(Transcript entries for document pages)
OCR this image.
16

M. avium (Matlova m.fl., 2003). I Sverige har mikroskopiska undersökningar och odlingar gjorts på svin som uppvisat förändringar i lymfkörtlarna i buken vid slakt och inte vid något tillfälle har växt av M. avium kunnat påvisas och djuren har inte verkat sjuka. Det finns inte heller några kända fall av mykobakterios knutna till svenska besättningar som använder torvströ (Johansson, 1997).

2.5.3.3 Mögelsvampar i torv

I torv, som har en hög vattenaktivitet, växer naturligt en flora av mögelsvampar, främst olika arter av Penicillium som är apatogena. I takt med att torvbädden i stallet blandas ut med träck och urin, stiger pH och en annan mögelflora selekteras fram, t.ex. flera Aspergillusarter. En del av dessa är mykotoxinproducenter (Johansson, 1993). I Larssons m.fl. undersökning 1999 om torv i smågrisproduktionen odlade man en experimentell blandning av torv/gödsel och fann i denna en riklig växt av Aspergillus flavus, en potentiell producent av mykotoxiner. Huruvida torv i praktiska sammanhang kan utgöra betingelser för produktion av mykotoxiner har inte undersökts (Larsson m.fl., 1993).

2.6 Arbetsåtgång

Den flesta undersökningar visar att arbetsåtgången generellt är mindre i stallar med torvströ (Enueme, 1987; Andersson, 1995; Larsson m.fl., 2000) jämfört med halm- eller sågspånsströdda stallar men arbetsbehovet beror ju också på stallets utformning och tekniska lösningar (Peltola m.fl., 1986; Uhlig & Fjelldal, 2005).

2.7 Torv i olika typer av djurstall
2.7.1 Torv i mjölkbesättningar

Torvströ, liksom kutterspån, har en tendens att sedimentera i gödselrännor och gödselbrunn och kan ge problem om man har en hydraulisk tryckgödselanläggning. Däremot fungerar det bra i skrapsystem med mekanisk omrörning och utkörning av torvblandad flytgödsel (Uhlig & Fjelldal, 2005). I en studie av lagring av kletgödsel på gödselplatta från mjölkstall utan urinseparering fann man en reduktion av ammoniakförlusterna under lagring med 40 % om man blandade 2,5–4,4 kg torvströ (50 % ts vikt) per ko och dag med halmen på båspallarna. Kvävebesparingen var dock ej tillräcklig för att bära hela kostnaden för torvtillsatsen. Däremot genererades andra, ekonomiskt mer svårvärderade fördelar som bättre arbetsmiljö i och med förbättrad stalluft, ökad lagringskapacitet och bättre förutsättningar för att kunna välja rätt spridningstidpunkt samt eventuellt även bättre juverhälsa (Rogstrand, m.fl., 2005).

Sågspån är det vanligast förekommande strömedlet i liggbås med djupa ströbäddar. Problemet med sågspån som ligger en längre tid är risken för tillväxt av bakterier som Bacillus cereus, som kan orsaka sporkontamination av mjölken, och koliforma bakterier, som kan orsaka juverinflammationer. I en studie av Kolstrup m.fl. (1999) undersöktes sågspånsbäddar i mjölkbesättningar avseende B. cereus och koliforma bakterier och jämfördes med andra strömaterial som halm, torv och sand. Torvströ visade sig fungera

◆ TASK DESCRIPTION:
Exactly as they appear above, the records are to be transcribed in full.

◆ ANSWER TO THIS EXERCISE:
OCR this image.
16

M. avium (Matlova m.fl., 2003). I Sverige har mikroskopiska undersökningar och odlingar gjorts på svin som uppvisat förändringar i lymfkörtlarna i buken vid slakt och inte vid något tillfälle har växt av M. avium kunnat påvisas och djuren har inte verkat sjuka. Det finns inte heller några kända fall av mykobakterios knutna till svenska besättningar som använder torvströ (Johansson, 1997).

2.5.3.3 Mögelsvampar i torv

I torv, som har en hög vattenaktivitet, växer naturligt en flora av mögelsvampar, främst olika arter av Penicillium som är apatogena. I takt med att torvbädden i stallet blandas ut med träck och urin, stiger pH och en annan mögelflora selekteras fram, t.ex. flera Aspergillusarter. En del av dessa är mykotoxinproducenter (Johansson, 1993). I Larssons m.fl. undersökning 1999 om torv i smågrisproduktionen odlade man en experimentell blandning av torv/gödsel och fann i denna en riklig växt av Aspergillus flavus, en potentiell producent av mykotoxiner. Huruvida torv i praktiska sammanhang kan utgöra betingelser för produktion av mykotoxiner har inte undersökts (Larsson m.fl., 1993).

2.6 Arbetsåtgång

Den flesta undersökningar visar att arbetsåtgången generellt är mindre i stallar med torvströ (Enueme, 1987; Andersson, 1995; Larsson m.fl., 2000) jämfört med halm- eller sågspånsströdda stallar men arbetsbehovet beror ju också på stallets utformning och tekniska lösningar (Peltola m.fl., 1986; Uhlig & Fjelldal, 2005).

2.7 Torv i olika typer av djurstall
2.7.1 Torv i mjölkbesättningar

Torvströ, liksom kutterspån, har en tendens att sedimentera i gödselrännor och gödselbrunn och kan ge problem om man har en hydraulisk tryckgödselanläggning. Däremot fungerar det bra i skrapsystem med mekanisk omrörning och utkörning av torvblandad flytgödsel (Uhlig & Fjelldal, 2005). I en studie av lagring av kletgödsel på gödselplatta från mjölkstall utan urinseparering fann man en reduktion av ammoniakförlusterna under lagring med 40 % om man blandade 2,5–4,4 kg torvströ (50 % ts vikt) per ko och dag med halmen på båspallarna. Kvävebesparingen var dock ej tillräcklig för att bära hela kostnaden för torvtillsatsen. Däremot genererades andra, ekonomiskt mer svårvärderade fördelar som bättre arbetsmiljö i och med förbättrad stalluft, ökad lagringskapacitet och bättre förutsättningar för att kunna välja rätt spridningstidpunkt samt eventuellt även bättre juverhälsa (Rogstrand, m.fl., 2005).

Sågspån är det vanligast förekommande strömedlet i liggbås med djupa ströbäddar. Problemet med sågspån som ligger en längre tid är risken för tillväxt av bakterier som Bacillus cereus, som kan orsaka sporkontamination av mjölken, och koliforma bakterier, som kan orsaka juverinflammationer. I en studie av Kolstrup m.fl. (1999) undersöktes sågspånsbäddar i mjölkbesättningar avseende B. cereus och koliforma bakterier och jämfördes med andra strömaterial som halm, torv och sand. Torvströ visade sig fungera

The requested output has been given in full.